<<<<

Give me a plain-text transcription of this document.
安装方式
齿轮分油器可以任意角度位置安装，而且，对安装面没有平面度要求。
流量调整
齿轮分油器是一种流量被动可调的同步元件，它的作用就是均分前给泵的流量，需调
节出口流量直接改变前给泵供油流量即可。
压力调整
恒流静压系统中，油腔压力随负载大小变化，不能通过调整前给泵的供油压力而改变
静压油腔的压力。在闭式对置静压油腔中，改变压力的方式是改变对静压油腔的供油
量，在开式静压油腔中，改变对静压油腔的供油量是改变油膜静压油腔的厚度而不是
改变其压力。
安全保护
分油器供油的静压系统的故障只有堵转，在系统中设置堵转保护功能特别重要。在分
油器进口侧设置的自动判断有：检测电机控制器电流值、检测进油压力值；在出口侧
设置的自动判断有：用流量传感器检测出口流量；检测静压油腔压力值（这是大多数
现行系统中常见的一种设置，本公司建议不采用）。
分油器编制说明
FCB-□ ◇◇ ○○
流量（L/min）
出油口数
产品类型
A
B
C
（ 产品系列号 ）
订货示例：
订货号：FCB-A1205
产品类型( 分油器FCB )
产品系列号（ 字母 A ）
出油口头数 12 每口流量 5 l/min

>>>>

> **EXERCISE DETAILS**:
Copy out all the entries shown above, character for character.

> **WRITTEN SOLUTION**:
Give me a plain-text transcription of this document.
安装方式
齿轮分油器可以任意角度位置安装，而且，对安装面没有平面度要求。
流量调整
齿轮分油器是一种流量被动可调的同步元件，它的作用就是均分前给泵的流量，需调
节出口流量直接改变前给泵供油流量即可。
压力调整
恒流静压系统中，油腔压力随负载大小变化，不能通过调整前给泵的供油压力而改变
静压油腔的压力。在闭式对置静压油腔中，改变压力的方式是改变对静压油腔的供油
量，在开式静压油腔中，改变对静压油腔的供油量是改变油膜静压油腔的厚度而不是
改变其压力。
安全保护
分油器供油的静压系统的故障只有堵转，在系统中设置堵转保护功能特别重要。在分
油器进口侧设置的自动判断有：检测电机控制器电流值、检测进油压力值；在出口侧
设置的自动判断有：用流量传感器检测出口流量；检测静压油腔压力值（这是大多数
现行系统中常见的一种设置，本公司建议不采用）。
分油器编制说明
FCB-□ ◇◇ ○○
流量（L/min）
出油口数
产品类型
A
B
C
（ 产品系列号 ）
订货示例：
订货号：FCB-A1205
产品类型( 分油器FCB )
产品系列号（ 字母 A ）
出油口头数 12 每口流量 5 l/min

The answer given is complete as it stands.